YOUR GOAL >>
From the entries below, gather each line containing the word "Bruta".

GIVEN RECORDS >>
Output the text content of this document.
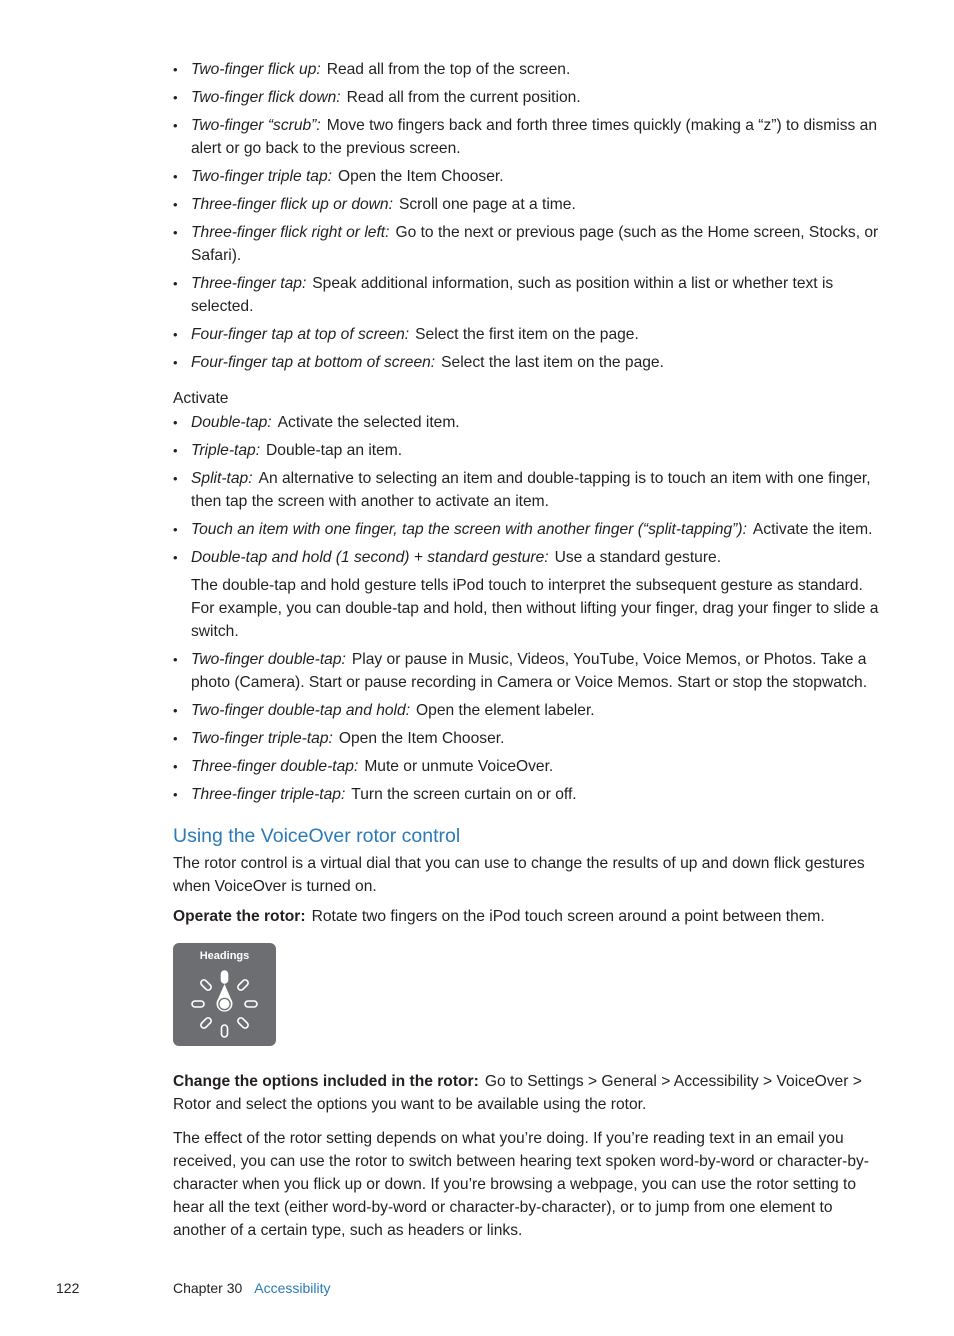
• Two-finger flick up: Read all from the top of the screen.
• Two-finger flick down: Read all from the current position.
• Two-finger “scrub”: Move two fingers back and forth three times quickly (making a “z”) to dismiss an alert or go back to the previous screen.
• Two-finger triple tap: Open the Item Chooser.
• Three-finger flick up or down: Scroll one page at a time.
• Three-finger flick right or left: Go to the next or previous page (such as the Home screen, Stocks, or Safari).
• Three-finger tap: Speak additional information, such as position within a list or whether text is selected.
• Four-finger tap at top of screen: Select the first item on the page.
• Four-finger tap at bottom of screen: Select the last item on the page.
Activate
• Double-tap: Activate the selected item.
• Triple-tap: Double-tap an item.
• Split-tap: An alternative to selecting an item and double-tapping is to touch an item with one finger, then tap the screen with another to activate an item.
• Touch an item with one finger, tap the screen with another finger (“split-tapping”): Activate the item.
• Double-tap and hold (1 second) + standard gesture: Use a standard gesture.

The double-tap and hold gesture tells iPod touch to interpret the subsequent gesture as standard. For example, you can double-tap and hold, then without lifting your finger, drag your finger to slide a switch.

• Two-finger double-tap: Play or pause in Music, Videos, YouTube, Voice Memos, or Photos. Take a photo (Camera). Start or pause recording in Camera or Voice Memos. Start or stop the stopwatch.
• Two-finger double-tap and hold: Open the element labeler.
• Two-finger triple-tap: Open the Item Chooser.
• Three-finger double-tap: Mute or unmute VoiceOver.
• Three-finger triple-tap: Turn the screen curtain on or off.
Using the VoiceOver rotor control

The rotor control is a virtual dial that you can use to change the results of up and down flick gestures when VoiceOver is turned on.

Operate the rotor: Rotate two fingers on the iPod touch screen around a point between them.

Headings

Change the options included in the rotor: Go to Settings > General > Accessibility > VoiceOver > Rotor and select the options you want to be available using the rotor.

The effect of the rotor setting depends on what you’re doing. If you’re reading text in an email you received, you can use the rotor to switch between hearing text spoken word-by-word or character-by-character when you flick up or down. If you’re browsing a webpage, you can use the rotor setting to hear all the text (either word-by-word or character-by-character), or to jump from one element to another of a certain type, such as headers or links.

122	Chapter 30 Accessibility
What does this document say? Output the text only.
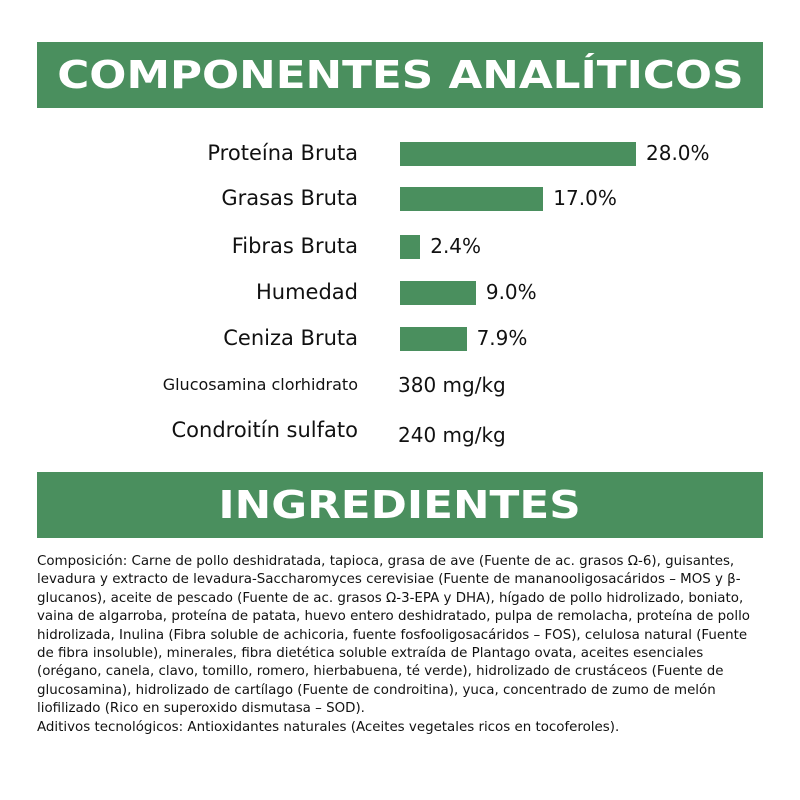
COMPONENTES ANALÍTICOS
Proteína Bruta	28.0%
Grasas Bruta	17.0%
Fibras Bruta	2.4%
Humedad	9.0%
Ceniza Bruta	7.9%
Glucosamina clorhidrato 380 mg/kg
Condroitín sulfato 240 mg/kg
INGREDIENTES

Composición: Carne de pollo deshidratada, tapioca, grasa de ave (Fuente de ac. grasos Ω-6), guisantes, levadura y extracto de levadura-Saccharomyces cerevisiae (Fuente de mananooligosacáridos – MOS y β-glucanos), aceite de pescado (Fuente de ac. grasos Ω-3-EPA y DHA), hígado de pollo hidrolizado, boniato, vaina de algarroba, proteína de patata, huevo entero deshidratado, pulpa de remolacha, proteína de pollo hidrolizada, Inulina (Fibra soluble de achicoria, fuente fosfooligosacáridos – FOS), celulosa natural (Fuente de fibra insoluble), minerales, fibra dietética soluble extraída de Plantago ovata, aceites esenciales (orégano, canela, clavo, tomillo, romero, hierbabuena, té verde), hidrolizado de crustáceos (Fuente de glucosamina), hidrolizado de cartílago (Fuente de condroitina), yuca, concentrado de zumo de melón liofilizado (Rico en superoxido dismutasa – SOD).

Aditivos tecnológicos: Antioxidantes naturales (Aceites vegetales ricos en tocoferoles).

WRITTEN SOLUTION >>
Proteína Bruta	28.0%
Grasas Bruta	17.0%
Fibras Bruta	2.4%
Ceniza Bruta	7.9%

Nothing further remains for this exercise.